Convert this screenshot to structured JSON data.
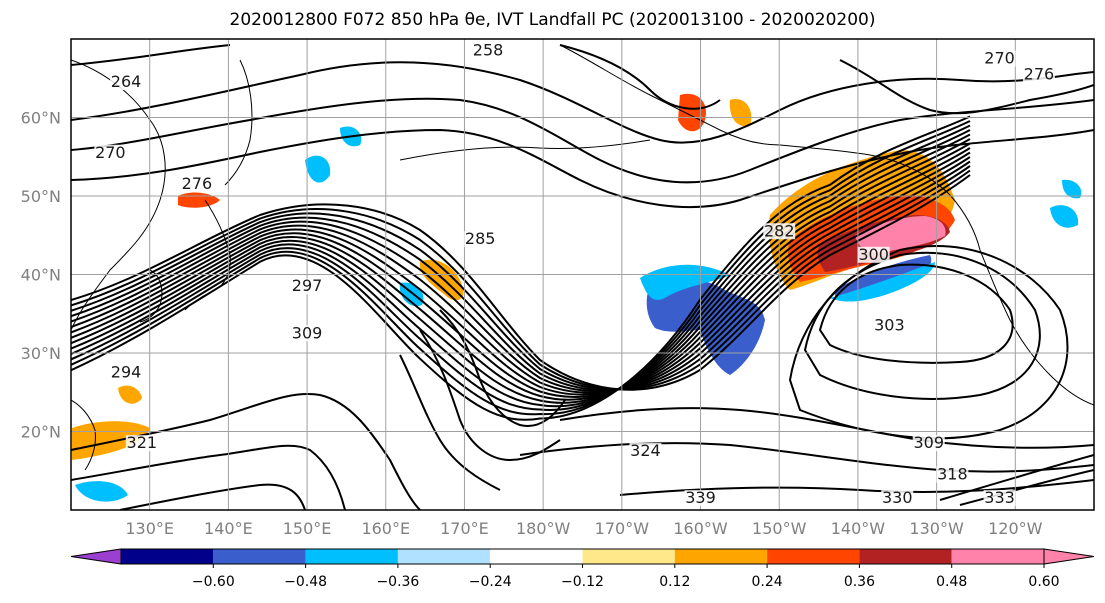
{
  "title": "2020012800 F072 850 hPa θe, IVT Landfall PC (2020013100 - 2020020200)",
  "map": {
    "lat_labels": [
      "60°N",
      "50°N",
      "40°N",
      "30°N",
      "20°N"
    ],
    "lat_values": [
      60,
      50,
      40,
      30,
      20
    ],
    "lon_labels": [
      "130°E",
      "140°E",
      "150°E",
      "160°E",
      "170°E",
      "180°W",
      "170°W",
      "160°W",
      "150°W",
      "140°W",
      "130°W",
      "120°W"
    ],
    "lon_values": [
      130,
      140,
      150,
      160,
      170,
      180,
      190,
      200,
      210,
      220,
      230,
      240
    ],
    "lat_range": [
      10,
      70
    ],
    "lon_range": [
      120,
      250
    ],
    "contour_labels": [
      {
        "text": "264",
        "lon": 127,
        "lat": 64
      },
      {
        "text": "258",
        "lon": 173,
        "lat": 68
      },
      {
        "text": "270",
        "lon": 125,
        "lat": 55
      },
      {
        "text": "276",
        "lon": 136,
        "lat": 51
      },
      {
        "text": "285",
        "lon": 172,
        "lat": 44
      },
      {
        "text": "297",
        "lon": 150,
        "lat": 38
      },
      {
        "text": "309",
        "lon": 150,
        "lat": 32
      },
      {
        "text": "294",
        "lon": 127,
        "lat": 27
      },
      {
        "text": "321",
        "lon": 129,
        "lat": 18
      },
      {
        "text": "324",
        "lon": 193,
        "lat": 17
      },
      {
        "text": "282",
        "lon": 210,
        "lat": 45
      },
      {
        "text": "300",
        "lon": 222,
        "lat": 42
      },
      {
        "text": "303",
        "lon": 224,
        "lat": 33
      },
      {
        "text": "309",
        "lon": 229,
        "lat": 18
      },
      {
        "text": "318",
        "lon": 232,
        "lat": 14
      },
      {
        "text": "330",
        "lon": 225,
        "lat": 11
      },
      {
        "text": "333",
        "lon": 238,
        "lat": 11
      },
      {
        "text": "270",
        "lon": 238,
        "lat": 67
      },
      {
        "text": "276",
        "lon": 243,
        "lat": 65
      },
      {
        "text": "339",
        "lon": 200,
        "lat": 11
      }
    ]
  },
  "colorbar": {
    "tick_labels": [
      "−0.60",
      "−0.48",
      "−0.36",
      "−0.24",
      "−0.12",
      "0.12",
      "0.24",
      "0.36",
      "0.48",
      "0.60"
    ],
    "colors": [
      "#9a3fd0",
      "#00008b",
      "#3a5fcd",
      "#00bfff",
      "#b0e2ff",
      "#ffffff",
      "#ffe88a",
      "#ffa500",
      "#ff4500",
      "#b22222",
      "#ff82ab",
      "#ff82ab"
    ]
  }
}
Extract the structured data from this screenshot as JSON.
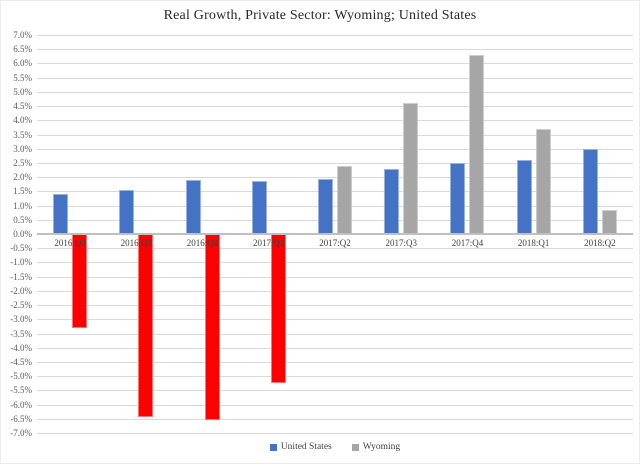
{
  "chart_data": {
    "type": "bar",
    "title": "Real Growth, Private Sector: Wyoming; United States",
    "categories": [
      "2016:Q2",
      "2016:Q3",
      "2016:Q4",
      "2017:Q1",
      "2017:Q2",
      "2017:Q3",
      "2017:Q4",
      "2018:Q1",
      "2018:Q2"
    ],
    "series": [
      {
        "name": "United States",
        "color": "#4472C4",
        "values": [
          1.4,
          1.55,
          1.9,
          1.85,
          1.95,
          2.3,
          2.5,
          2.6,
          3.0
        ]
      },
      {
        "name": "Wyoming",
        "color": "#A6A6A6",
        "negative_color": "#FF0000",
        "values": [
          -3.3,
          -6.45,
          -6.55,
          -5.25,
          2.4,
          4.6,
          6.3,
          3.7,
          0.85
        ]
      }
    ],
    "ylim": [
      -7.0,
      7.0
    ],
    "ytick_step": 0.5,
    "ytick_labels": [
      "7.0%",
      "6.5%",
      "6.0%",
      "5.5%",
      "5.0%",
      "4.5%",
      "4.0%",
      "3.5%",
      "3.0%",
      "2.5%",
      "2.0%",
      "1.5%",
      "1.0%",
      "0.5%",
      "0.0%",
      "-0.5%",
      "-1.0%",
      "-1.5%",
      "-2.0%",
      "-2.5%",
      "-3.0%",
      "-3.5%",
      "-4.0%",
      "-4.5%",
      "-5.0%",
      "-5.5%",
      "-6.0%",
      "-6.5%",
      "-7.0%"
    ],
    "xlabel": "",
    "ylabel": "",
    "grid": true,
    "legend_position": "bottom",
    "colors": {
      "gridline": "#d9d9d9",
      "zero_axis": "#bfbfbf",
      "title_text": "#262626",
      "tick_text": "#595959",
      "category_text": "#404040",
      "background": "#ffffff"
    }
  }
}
========================================================================
**Task brief:**
Write out each entry exactly as given, but skip the pictures.

**Final result:**
Convert this screenshot to structured JSON data.
{
  "title": "2020012800 F072 850 hPa θe, IVT Landfall PC (2020013100 - 2020020200)",
  "map": {
    "lat_labels": [
      "60°N",
      "50°N",
      "40°N",
      "30°N",
      "20°N"
    ],
    "lat_values": [
      60,
      50,
      40,
      30,
      20
    ],
    "lon_labels": [
      "130°E",
      "140°E",
      "150°E",
      "160°E",
      "170°E",
      "180°W",
      "170°W",
      "160°W",
      "150°W",
      "140°W",
      "130°W",
      "120°W"
    ],
    "lon_values": [
      130,
      140,
      150,
      160,
      170,
      180,
      190,
      200,
      210,
      220,
      230,
      240
    ],
    "lat_range": [
      10,
      70
    ],
    "lon_range": [
      120,
      250
    ],
    "contour_labels": [
      {
        "text": "264",
        "lon": 127,
        "lat": 64
      },
      {
        "text": "258",
        "lon": 173,
        "lat": 68
      },
      {
        "text": "270",
        "lon": 125,
        "lat": 55
      },
      {
        "text": "276",
        "lon": 136,
        "lat": 51
      },
      {
        "text": "285",
        "lon": 172,
        "lat": 44
      },
      {
        "text": "297",
        "lon": 150,
        "lat": 38
      },
      {
        "text": "309",
        "lon": 150,
        "lat": 32
      },
      {
        "text": "294",
        "lon": 127,
        "lat": 27
      },
      {
        "text": "321",
        "lon": 129,
        "lat": 18
      },
      {
        "text": "324",
        "lon": 193,
        "lat": 17
      },
      {
        "text": "282",
        "lon": 210,
        "lat": 45
      },
      {
        "text": "300",
        "lon": 222,
        "lat": 42
      },
      {
        "text": "303",
        "lon": 224,
        "lat": 33
      },
      {
        "text": "309",
        "lon": 229,
        "lat": 18
      },
      {
        "text": "318",
        "lon": 232,
        "lat": 14
      },
      {
        "text": "330",
        "lon": 225,
        "lat": 11
      },
      {
        "text": "333",
        "lon": 238,
        "lat": 11
      },
      {
        "text": "270",
        "lon": 238,
        "lat": 67
      },
      {
        "text": "276",
        "lon": 243,
        "lat": 65
      },
      {
        "text": "339",
        "lon": 200,
        "lat": 11
      }
    ]
  },
  "colorbar": {
    "tick_labels": [
      "−0.60",
      "−0.48",
      "−0.36",
      "−0.24",
      "−0.12",
      "0.12",
      "0.24",
      "0.36",
      "0.48",
      "0.60"
    ],
    "colors": [
      "#9a3fd0",
      "#00008b",
      "#3a5fcd",
      "#00bfff",
      "#b0e2ff",
      "#ffffff",
      "#ffe88a",
      "#ffa500",
      "#ff4500",
      "#b22222",
      "#ff82ab",
      "#ff82ab"
    ]
  }
}
Extract the structured data from this screenshot as JSON.
{
  "chart_data": {
    "type": "bar",
    "title": "Real Growth, Private Sector: Wyoming; United States",
    "categories": [
      "2016:Q2",
      "2016:Q3",
      "2016:Q4",
      "2017:Q1",
      "2017:Q2",
      "2017:Q3",
      "2017:Q4",
      "2018:Q1",
      "2018:Q2"
    ],
    "series": [
      {
        "name": "United States",
        "color": "#4472C4",
        "values": [
          1.4,
          1.55,
          1.9,
          1.85,
          1.95,
          2.3,
          2.5,
          2.6,
          3.0
        ]
      },
      {
        "name": "Wyoming",
        "color": "#A6A6A6",
        "negative_color": "#FF0000",
        "values": [
          -3.3,
          -6.45,
          -6.55,
          -5.25,
          2.4,
          4.6,
          6.3,
          3.7,
          0.85
        ]
      }
    ],
    "ylim": [
      -7.0,
      7.0
    ],
    "ytick_step": 0.5,
    "ytick_labels": [
      "7.0%",
      "6.5%",
      "6.0%",
      "5.5%",
      "5.0%",
      "4.5%",
      "4.0%",
      "3.5%",
      "3.0%",
      "2.5%",
      "2.0%",
      "1.5%",
      "1.0%",
      "0.5%",
      "0.0%",
      "-0.5%",
      "-1.0%",
      "-1.5%",
      "-2.0%",
      "-2.5%",
      "-3.0%",
      "-3.5%",
      "-4.0%",
      "-4.5%",
      "-5.0%",
      "-5.5%",
      "-6.0%",
      "-6.5%",
      "-7.0%"
    ],
    "xlabel": "",
    "ylabel": "",
    "grid": true,
    "legend_position": "bottom",
    "colors": {
      "gridline": "#d9d9d9",
      "zero_axis": "#bfbfbf",
      "title_text": "#262626",
      "tick_text": "#595959",
      "category_text": "#404040",
      "background": "#ffffff"
    }
  }
}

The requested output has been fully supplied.